Source document:
Spectral characteristics of horizontal wind speed are a theme commonly studied. The existence of the spectral gap has been broadly discussed (Larsén et al. 2016). The spectral gap allows for distinguishing large-scale atmospheric processes, mesoscale processes, and turbulence. Usually, the spectral peak observed at 12 h is less significant than the synoptic peak (Kang and Won 2016). The diurnal peak depends on location and season. It is relevant in coastal and mountainous sites.

This paper aims to examine the spectral structure of horizontal wind speed series for four masts under different weather systems’ influence in Mexico to gain insight into the atmospheric processes and extreme wind power ramps at the mast location. Also, the observed and forecast spectral structure of wind was compared using the NOAA/NCEP's Rapid Refresh Forecast System (Benjamin et al. 2016). This kind of study has not been done for subtropical-tropical regions, and model assessment allows for improving the physical parameterizations and post-processing output schemes.

2 Methods

The observational data used for this study are from two towers and two weather stations in Mexico for periods between 6 and 9 years. Their location is shown in Fig. 1. Wind speed and direction were recorded every 10 min.

Fig. 1

Weather stations and masts (red points) and RAP model domain (black line). 1. Cabo San Lucas, 2. Ciudad Cuauhtemoc, 3. Francisco Villa, 4. La Venta

Following the Fourier transform method, annual and seasonal spectra of wind speed were constructed to understand the weather system's role in local wind variability. The seasonal spectra were created by grouping the months corresponding to each year's season for the recording period. In this study, extreme wind ramps exceeded four times the normalized difference in wind speed during one hour.

3 Results

3.1 Wind Spectral Structure

Long-term mean wind and turbulence data are analyzed in this section. Spectral peaks were observed in 3 × 10^–8 Hz (1 year), between 2 × 10^–6 Hz and 3 × 10^–6 Hz (3.9–5.7 days), and 1 × 10^–5 Hz (1 day) (Pereyra-Castro and Caetano 2022). Near-surface diurnal and sub-diurnal wind maxima decreased slightly with height. The spectrum fell off the −2/3 slope for the four sites at frequencies higher than 8 × 10^–5 Hz. Meanwhile, the yearly spectrum rose at f⁺¹ from 10^–7 to 10^–6 Hz except for La Venta, Oaxaca.

The results show that low-frequency events (~6 days) were more common in winter (yellow and orange lines in Fig. 2) as a consequence of frontal systems passing over Mexico (Pereyra-Castro and Caetano 2022). These are the main middle latitudes synoptic modulators of winter weather. In summer, easterly waves produced low-frequency maxima in southern Mexico.

Set of tasks:
- 1) In the wind spectrum passage, at what interval were wind speed and direction recorded?
- 2) Please recast the paragraph of the wind spectrum passage that begins "The results show that low-frequency events" as a short bulleted list that keeps its main facts.
- 3) Supply the next part of the wind spectrum passage, picking up after its final sentence.

Dataset content:
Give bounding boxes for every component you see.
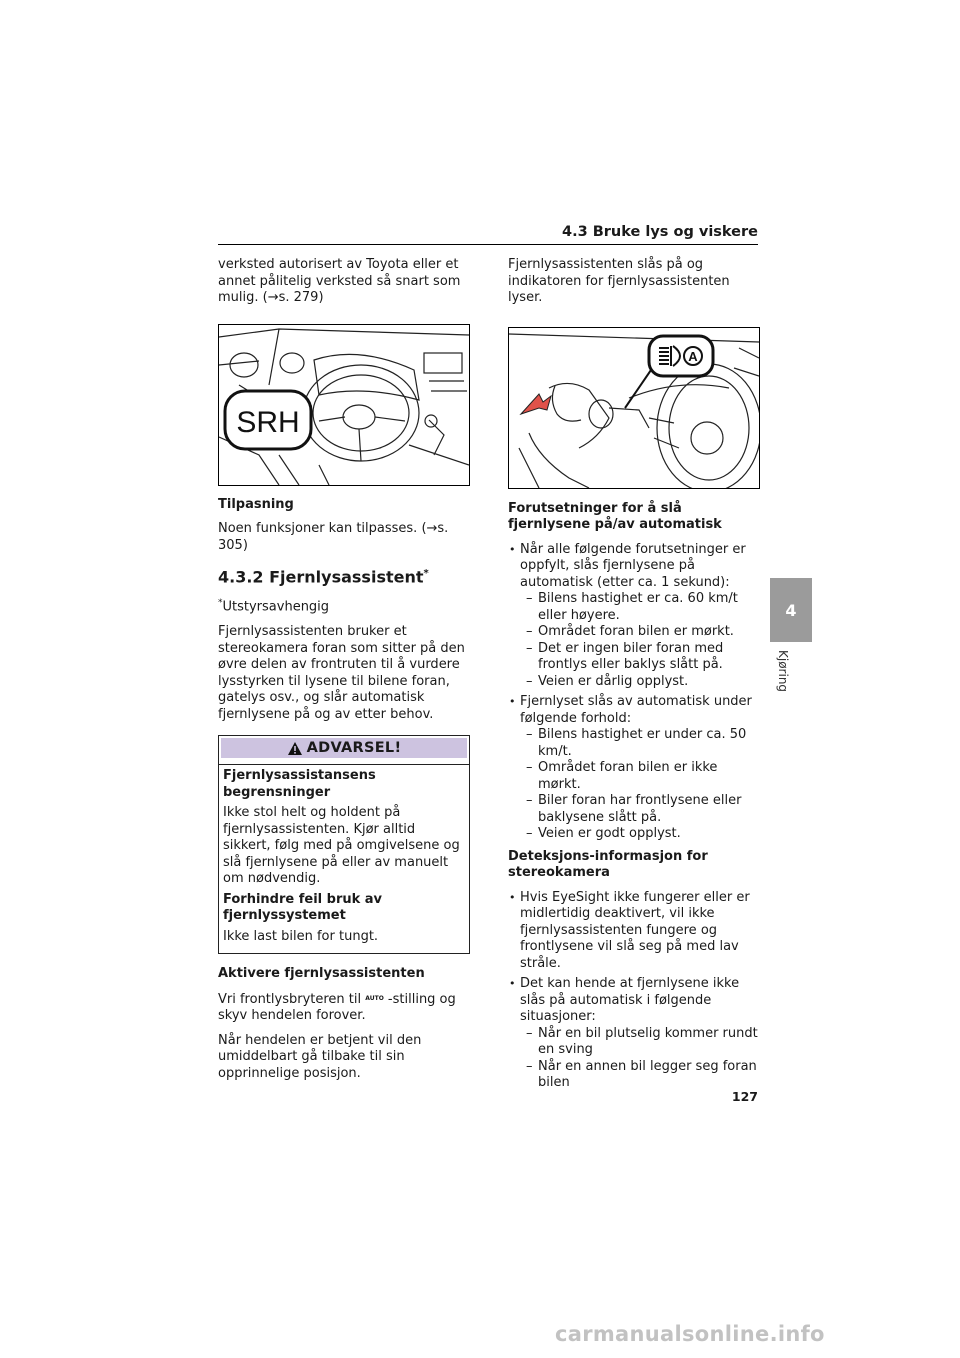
==
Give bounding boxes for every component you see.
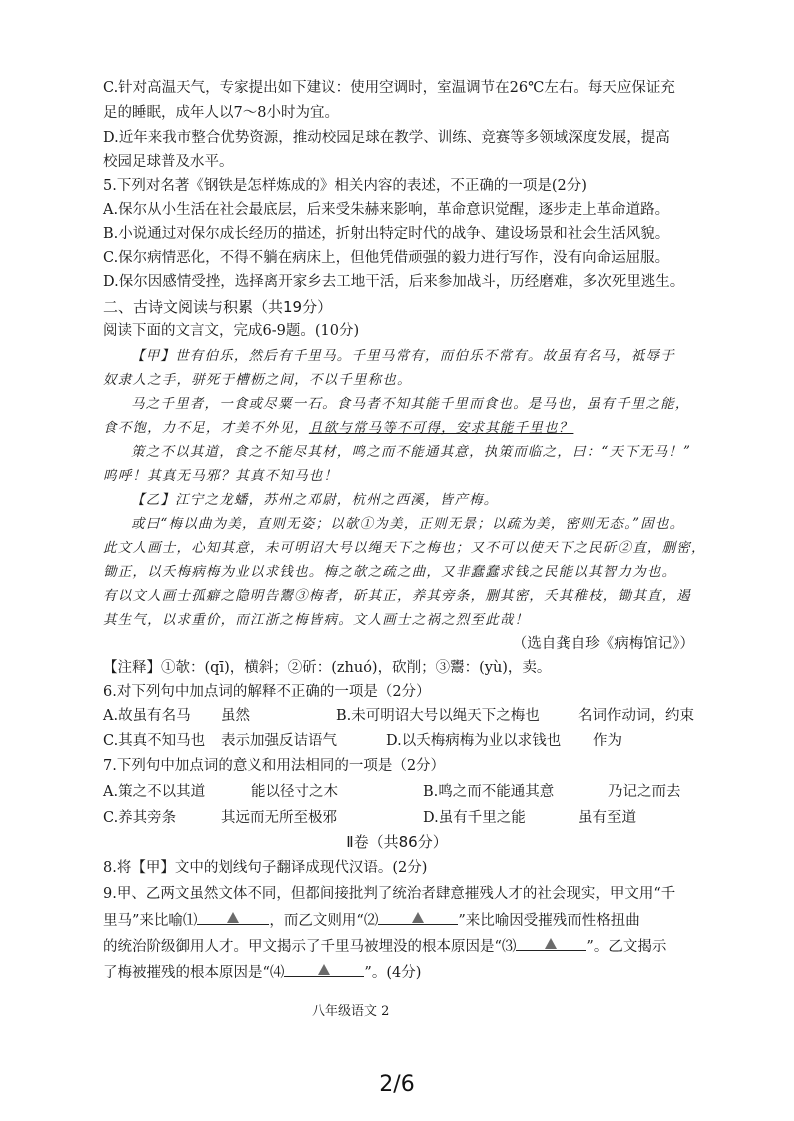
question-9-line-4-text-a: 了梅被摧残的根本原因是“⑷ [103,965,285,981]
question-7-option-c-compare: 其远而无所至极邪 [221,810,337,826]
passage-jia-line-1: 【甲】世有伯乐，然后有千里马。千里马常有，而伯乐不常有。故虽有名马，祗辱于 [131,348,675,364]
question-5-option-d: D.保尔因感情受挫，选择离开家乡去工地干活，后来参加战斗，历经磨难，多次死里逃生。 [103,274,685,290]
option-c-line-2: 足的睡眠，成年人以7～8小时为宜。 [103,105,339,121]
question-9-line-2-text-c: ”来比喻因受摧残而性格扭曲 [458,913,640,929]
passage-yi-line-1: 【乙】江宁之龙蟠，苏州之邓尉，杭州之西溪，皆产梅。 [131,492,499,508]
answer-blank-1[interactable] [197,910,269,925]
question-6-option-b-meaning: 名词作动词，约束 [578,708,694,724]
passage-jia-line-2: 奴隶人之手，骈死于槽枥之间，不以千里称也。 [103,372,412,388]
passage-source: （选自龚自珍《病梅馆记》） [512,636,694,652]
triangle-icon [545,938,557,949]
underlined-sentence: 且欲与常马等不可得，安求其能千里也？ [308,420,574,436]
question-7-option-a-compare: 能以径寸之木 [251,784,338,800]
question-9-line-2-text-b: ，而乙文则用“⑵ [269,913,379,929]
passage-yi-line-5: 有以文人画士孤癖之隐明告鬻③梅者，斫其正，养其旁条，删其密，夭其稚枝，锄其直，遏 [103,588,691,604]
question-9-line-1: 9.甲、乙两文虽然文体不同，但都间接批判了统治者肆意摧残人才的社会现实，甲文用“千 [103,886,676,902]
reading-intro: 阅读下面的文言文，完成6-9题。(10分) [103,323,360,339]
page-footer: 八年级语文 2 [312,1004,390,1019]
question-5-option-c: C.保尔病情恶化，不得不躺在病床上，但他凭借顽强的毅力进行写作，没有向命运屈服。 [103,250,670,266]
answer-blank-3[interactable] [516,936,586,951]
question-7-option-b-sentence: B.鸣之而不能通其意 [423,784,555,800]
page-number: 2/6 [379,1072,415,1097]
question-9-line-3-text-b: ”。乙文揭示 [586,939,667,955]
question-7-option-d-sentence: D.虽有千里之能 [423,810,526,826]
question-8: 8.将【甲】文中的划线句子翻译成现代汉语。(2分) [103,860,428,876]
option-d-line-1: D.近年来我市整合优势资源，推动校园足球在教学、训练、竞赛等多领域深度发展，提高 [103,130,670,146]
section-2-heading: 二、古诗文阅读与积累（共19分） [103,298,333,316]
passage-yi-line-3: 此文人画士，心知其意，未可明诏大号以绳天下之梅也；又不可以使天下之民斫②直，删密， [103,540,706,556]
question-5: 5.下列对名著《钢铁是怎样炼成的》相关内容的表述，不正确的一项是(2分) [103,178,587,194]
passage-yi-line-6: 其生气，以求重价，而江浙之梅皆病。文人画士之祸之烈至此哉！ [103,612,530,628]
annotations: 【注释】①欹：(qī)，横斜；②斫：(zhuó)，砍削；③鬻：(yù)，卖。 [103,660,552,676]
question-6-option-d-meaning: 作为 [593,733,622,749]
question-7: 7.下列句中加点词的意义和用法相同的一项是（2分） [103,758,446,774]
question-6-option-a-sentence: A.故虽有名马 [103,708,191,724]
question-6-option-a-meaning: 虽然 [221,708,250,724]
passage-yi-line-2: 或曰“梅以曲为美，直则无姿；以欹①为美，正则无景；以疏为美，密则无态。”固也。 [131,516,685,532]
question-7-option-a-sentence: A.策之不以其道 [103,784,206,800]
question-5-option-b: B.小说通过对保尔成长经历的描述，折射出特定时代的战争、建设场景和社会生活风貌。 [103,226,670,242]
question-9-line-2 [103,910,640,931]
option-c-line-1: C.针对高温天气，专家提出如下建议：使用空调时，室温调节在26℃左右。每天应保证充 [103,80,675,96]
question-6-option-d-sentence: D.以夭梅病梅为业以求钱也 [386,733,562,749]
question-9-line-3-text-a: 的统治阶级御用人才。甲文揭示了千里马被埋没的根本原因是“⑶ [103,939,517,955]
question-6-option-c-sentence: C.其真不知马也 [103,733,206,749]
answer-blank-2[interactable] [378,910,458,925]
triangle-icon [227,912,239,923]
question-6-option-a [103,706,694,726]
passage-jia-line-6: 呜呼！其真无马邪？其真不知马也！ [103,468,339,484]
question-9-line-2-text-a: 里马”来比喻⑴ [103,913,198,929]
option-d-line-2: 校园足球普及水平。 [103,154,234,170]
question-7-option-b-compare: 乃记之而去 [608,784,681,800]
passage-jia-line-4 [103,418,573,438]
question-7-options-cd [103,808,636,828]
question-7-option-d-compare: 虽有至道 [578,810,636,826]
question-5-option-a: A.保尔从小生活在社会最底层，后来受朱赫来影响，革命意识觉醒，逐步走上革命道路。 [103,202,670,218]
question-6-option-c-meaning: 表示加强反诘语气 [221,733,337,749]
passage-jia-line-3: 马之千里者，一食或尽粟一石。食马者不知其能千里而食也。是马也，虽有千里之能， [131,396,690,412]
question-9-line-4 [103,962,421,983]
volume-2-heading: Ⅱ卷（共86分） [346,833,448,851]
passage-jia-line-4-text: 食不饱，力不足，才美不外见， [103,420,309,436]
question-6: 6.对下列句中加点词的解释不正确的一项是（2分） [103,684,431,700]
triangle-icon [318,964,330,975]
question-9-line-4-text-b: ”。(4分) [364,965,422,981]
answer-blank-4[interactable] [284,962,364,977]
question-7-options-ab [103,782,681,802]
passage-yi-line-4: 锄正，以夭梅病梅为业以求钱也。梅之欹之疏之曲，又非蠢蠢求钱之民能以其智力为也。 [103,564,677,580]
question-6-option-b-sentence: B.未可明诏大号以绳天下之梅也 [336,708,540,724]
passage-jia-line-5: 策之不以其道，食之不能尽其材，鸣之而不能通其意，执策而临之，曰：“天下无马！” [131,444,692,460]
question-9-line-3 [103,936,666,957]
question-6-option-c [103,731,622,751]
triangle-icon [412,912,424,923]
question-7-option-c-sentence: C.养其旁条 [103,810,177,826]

Task results:
- 1) Every 10 minutes.

- 2)
- Low-frequency events (about 6 days) were more common in winter.
- This was caused by frontal systems passing over Mexico.
- Frontal systems are the main middle-latitude synoptic modulators of winter weather.
- In summer, easterly waves produced low-frequency maxima in southern Mexico.

- 3)
Fig. 2

Seasonal smoothed frequency-weighted spectra fS(f) of horizontal wind speed for a Cabo San Lucas, b Ciudad Cuauhtemoc, c Francisco Villa, d La Venta. The solid black line corresponds to the slope f^−2/3. The dotted black line represents the f⁺¹ slope. JJA: June-July–August; DJF: December-January–February; MAM: March–April-May; SON: September–October-November (Pereyra-Castro and Caetano 2022)

Local circulations intensified as synoptic systems weakened from spring to summer. The thermal differences caused by the land surface heterogeneity produced local circulations between 8 and 12 h, manifesting as more evident daytime maxima in the summer period (Fig. 2). The spectral peak in 1 × 10^–5 Hz was higher than the observed in middle latitudes (Pereyra-Castro and Caetano 2022).

3.2 Case Study: Ciudad Cuauhtemoc

Ciudad Cuauhtemoc is an example of weather systems influence methodology used for every site. For the 8-year data series, 10.25 wind ramps occurred in winter and 5.75 in the summer on average. Winter ramp-up persistence ranged from 1 to 30 h, suggesting the effect of large-scale systems as extratropical cyclones. Meanwhile, summer events lasted from 1 to 6 h, which could be associated with mesoscale events.

Cold fronts caused winter wind ramp events in Northern Mexico. Northerly cold fronts accelerate wind at the station, even if the cold front is located over eastern Mexico. As a result, wind power variability can be dominated by synoptic phenomena during the week, changing wind power generation. Energy increment (in the lower frequency side of the spectrum) is due to these systems from December to April.

Downdrafts of convective systems (forming in the Sierra Madre Occidental) mainly caused wind ramps in summer (Fig. 3a). These events are usually of short duration (< 3 h). Therefore, most of the daily precipitation occurred around the wind ramp timing. Also, trade wind intensification from the Gulf of Mexico contributed to wind ramps in Ciudad Cuauhtemoc during summer (not shown).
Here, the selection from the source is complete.